Examine the material below. Gather every line in which the string "subtitle" appears.

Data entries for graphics

__________

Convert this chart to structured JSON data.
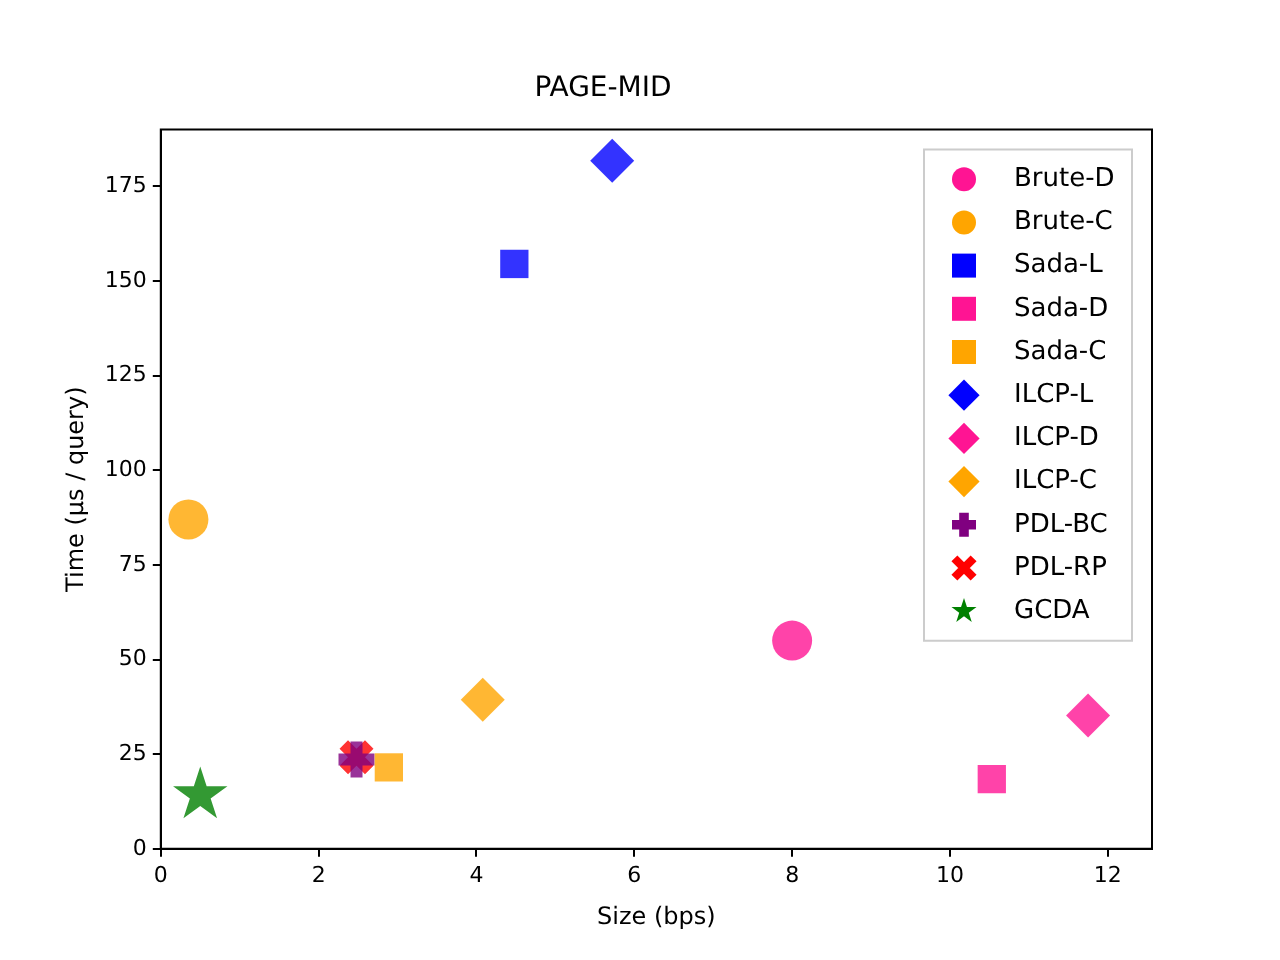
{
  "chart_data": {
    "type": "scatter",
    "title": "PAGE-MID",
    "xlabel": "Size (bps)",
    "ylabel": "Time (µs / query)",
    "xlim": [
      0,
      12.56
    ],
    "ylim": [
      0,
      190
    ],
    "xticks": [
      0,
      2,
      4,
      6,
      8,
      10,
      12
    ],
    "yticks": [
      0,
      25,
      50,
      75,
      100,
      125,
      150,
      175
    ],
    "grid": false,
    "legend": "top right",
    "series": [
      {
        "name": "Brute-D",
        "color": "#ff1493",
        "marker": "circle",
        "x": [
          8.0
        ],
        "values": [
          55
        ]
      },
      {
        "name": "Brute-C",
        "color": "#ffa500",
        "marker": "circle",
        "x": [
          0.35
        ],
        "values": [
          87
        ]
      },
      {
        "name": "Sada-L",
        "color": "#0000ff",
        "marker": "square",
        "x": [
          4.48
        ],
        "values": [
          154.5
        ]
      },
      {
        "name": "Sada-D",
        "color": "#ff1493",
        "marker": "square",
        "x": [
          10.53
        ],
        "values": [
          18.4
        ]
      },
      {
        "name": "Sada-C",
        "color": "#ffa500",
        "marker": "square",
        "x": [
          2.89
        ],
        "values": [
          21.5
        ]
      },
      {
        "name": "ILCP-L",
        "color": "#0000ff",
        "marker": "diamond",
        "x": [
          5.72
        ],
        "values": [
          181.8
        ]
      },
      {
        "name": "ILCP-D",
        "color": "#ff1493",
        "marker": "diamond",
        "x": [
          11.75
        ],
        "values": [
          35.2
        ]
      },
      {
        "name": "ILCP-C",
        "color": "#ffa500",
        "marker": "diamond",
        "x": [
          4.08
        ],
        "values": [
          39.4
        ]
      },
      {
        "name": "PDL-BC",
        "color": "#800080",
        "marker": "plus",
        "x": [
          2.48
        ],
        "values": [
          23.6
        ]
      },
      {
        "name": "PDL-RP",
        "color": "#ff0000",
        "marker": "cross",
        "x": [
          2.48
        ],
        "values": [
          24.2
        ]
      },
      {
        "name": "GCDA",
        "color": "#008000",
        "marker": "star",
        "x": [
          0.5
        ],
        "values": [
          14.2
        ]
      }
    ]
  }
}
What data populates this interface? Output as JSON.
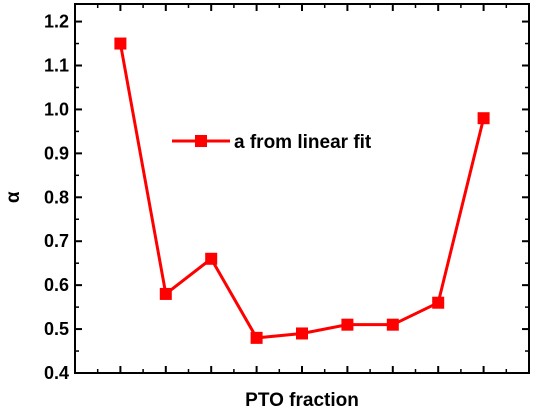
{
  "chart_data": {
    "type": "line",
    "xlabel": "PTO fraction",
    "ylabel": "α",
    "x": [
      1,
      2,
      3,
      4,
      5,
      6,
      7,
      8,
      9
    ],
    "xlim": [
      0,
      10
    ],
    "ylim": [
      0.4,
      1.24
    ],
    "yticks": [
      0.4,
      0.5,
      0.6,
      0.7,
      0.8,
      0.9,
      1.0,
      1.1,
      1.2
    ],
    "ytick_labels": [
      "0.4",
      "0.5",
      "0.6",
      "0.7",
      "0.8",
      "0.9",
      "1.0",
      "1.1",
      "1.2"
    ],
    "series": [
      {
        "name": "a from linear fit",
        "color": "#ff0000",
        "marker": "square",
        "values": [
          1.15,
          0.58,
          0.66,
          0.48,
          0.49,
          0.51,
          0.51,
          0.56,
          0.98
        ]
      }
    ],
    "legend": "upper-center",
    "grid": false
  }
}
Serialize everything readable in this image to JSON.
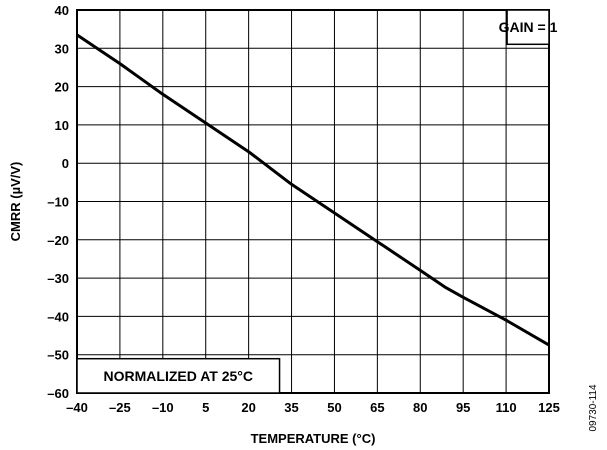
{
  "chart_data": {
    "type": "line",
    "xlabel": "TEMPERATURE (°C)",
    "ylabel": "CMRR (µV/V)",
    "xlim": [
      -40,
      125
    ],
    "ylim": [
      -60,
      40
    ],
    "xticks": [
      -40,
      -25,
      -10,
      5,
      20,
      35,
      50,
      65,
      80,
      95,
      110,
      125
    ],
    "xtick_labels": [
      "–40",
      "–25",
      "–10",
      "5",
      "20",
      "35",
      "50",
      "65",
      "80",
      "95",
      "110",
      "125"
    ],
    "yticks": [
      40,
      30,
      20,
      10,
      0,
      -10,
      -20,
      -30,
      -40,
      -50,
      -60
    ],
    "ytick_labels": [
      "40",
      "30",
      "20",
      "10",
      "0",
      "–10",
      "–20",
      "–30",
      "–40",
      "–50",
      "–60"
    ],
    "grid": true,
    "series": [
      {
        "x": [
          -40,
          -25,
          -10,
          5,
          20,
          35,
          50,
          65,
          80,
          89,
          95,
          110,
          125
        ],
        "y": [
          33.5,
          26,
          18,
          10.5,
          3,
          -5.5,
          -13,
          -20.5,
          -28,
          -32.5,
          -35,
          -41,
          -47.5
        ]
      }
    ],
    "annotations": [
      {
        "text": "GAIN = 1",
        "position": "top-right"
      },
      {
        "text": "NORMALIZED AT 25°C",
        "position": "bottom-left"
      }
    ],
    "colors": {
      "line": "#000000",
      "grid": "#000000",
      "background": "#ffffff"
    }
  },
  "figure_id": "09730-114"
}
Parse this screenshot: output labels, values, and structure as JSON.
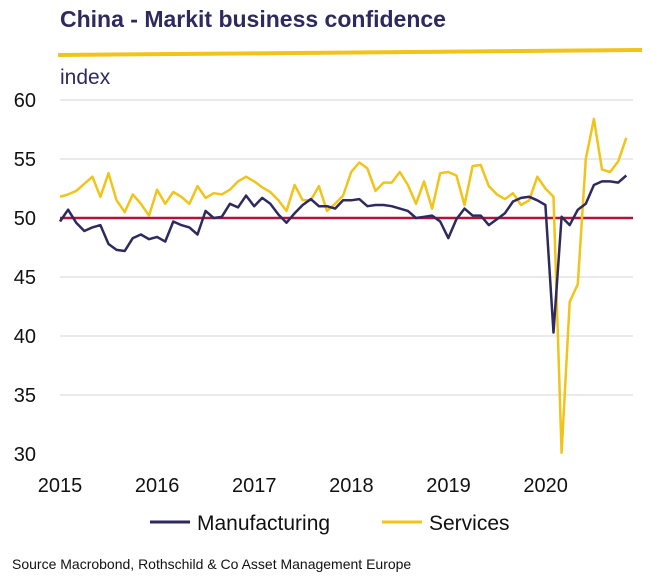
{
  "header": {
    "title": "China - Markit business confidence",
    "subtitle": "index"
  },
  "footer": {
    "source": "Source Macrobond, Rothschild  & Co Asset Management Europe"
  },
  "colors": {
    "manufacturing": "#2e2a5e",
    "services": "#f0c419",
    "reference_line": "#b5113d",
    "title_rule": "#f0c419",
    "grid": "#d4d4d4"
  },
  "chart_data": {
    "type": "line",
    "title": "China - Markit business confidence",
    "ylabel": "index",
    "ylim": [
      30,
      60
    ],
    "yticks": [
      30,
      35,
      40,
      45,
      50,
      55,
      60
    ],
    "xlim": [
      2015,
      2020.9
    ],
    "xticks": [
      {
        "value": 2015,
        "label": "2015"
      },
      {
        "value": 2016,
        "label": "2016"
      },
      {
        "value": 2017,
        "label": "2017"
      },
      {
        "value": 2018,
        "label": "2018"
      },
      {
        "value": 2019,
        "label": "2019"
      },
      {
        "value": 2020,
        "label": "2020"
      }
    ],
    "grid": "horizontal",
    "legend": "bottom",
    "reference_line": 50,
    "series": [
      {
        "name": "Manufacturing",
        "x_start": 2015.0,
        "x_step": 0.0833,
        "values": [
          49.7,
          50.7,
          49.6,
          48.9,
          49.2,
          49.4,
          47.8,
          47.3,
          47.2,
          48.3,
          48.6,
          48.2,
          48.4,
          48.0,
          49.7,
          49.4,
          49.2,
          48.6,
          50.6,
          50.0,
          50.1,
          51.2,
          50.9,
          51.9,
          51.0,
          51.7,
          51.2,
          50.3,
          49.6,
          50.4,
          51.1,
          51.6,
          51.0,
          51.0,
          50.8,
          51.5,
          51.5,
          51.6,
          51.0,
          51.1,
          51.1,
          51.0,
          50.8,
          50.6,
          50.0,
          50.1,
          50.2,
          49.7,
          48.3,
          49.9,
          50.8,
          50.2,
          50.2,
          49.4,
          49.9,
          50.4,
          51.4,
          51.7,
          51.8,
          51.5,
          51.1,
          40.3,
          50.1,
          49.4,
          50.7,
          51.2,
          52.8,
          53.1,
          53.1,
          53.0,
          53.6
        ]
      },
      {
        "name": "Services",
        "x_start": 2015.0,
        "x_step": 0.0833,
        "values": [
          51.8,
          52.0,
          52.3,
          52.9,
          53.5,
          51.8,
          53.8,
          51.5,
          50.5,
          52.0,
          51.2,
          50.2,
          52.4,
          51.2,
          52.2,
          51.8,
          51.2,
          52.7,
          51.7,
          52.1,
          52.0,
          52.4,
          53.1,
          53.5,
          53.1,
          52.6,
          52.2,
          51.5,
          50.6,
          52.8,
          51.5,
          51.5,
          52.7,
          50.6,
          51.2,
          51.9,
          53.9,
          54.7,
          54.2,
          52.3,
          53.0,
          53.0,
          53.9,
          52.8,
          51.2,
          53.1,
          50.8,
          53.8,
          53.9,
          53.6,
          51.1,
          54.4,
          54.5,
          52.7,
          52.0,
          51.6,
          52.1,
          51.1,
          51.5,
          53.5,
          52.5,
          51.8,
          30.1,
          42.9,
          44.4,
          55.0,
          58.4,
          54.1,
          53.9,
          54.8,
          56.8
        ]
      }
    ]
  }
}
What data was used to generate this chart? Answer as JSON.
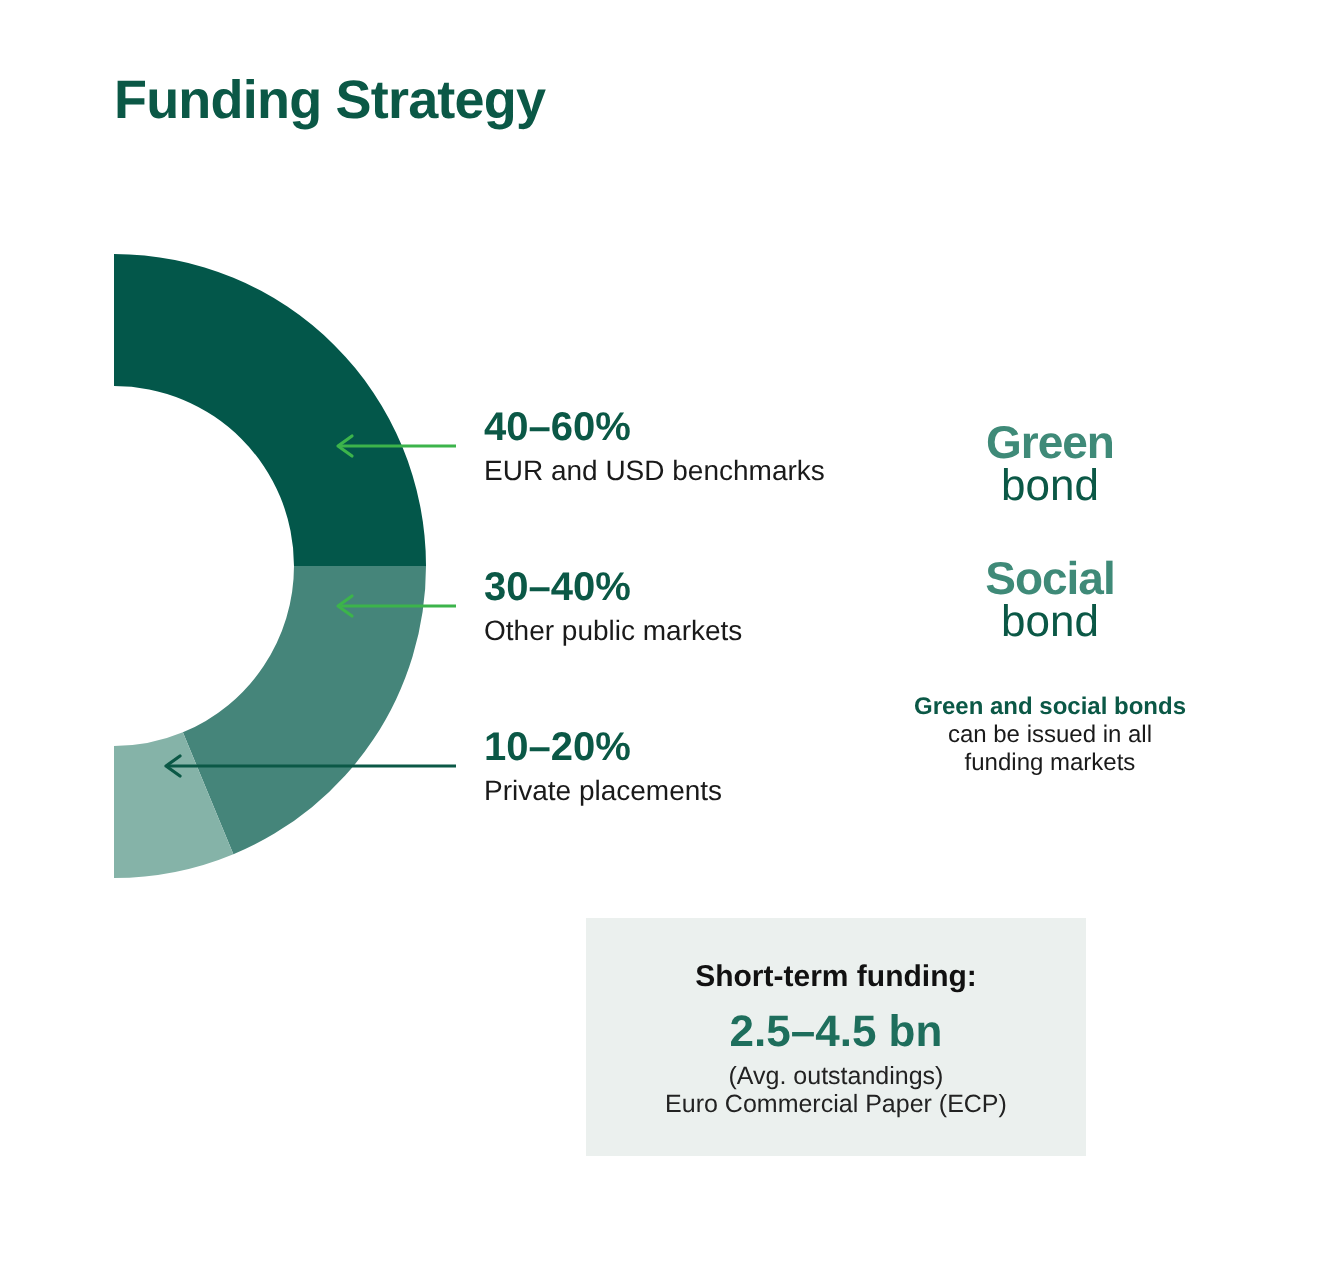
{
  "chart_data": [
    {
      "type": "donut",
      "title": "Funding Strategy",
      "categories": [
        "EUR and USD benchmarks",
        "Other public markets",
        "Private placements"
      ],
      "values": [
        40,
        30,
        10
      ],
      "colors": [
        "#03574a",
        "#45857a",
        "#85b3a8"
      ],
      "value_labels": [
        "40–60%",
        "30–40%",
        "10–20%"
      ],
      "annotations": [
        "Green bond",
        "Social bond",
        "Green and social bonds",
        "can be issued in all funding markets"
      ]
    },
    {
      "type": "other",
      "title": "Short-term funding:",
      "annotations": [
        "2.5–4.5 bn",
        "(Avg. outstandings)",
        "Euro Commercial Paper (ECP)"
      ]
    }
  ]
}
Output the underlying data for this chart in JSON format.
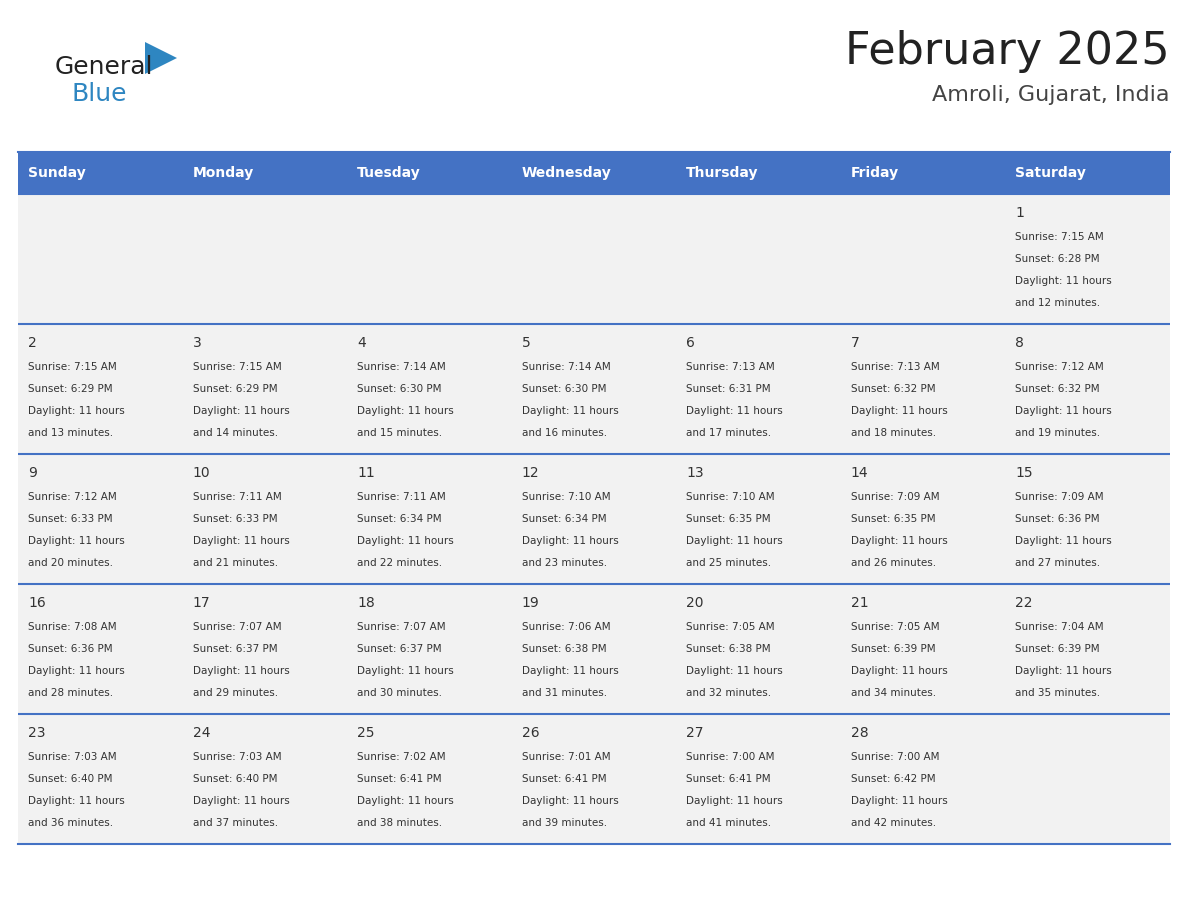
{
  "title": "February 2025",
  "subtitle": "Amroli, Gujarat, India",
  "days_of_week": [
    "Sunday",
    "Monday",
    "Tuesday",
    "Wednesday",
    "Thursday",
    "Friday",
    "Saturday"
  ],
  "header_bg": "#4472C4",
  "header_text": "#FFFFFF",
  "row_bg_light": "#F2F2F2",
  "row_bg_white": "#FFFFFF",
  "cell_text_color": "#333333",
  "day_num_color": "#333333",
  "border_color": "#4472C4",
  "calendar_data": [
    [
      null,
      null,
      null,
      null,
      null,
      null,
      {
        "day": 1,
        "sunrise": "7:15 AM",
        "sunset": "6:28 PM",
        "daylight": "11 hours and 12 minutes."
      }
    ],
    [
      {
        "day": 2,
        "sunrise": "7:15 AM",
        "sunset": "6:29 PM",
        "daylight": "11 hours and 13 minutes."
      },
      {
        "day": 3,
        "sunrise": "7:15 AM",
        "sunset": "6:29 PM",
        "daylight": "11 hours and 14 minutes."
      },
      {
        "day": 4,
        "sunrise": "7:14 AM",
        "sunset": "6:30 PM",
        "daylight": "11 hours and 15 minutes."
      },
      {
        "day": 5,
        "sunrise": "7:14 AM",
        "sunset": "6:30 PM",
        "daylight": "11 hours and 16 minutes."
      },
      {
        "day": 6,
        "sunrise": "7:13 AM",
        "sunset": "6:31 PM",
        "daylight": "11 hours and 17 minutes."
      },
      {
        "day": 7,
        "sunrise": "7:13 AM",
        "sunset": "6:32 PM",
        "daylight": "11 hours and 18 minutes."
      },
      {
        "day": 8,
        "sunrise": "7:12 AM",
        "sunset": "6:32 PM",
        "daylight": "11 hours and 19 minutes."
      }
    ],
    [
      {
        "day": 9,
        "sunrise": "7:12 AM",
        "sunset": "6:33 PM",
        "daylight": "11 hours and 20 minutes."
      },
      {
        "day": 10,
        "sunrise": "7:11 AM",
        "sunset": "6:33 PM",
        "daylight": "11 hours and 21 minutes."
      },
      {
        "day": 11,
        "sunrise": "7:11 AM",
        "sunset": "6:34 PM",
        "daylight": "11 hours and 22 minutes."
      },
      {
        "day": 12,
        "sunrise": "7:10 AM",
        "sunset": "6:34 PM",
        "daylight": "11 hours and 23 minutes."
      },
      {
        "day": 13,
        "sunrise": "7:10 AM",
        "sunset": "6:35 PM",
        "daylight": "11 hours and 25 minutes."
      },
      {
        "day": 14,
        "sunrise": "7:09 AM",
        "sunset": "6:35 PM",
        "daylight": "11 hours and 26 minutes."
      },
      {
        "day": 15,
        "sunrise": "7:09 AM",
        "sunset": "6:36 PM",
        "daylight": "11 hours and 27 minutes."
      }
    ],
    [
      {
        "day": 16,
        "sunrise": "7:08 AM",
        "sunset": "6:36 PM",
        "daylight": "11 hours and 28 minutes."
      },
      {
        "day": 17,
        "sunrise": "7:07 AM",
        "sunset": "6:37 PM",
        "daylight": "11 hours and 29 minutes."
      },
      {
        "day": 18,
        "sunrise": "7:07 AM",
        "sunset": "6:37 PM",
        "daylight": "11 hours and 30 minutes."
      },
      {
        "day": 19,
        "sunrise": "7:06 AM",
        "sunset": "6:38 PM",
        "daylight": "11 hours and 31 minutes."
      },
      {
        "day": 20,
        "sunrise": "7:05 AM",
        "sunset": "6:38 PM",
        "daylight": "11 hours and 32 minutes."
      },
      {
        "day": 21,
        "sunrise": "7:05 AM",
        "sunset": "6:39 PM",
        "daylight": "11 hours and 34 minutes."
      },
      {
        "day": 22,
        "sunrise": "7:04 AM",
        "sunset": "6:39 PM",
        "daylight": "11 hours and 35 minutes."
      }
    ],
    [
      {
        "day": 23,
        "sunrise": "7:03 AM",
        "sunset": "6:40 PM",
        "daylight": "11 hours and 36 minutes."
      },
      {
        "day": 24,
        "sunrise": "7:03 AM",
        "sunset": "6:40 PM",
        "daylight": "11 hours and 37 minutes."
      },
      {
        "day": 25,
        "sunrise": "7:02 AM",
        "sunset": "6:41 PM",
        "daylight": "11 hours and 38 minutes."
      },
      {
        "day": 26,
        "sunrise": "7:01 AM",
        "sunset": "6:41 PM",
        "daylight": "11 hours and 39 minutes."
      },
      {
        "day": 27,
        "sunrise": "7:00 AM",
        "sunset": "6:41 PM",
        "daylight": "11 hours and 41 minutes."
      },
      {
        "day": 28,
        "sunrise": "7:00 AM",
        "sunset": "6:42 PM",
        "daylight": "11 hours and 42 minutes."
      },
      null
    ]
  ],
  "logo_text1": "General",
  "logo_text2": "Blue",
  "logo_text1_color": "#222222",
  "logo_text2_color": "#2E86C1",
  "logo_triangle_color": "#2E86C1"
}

__________

### In response
    "subtitle": "index"
  "subtitle": "Amroli, Gujarat, India",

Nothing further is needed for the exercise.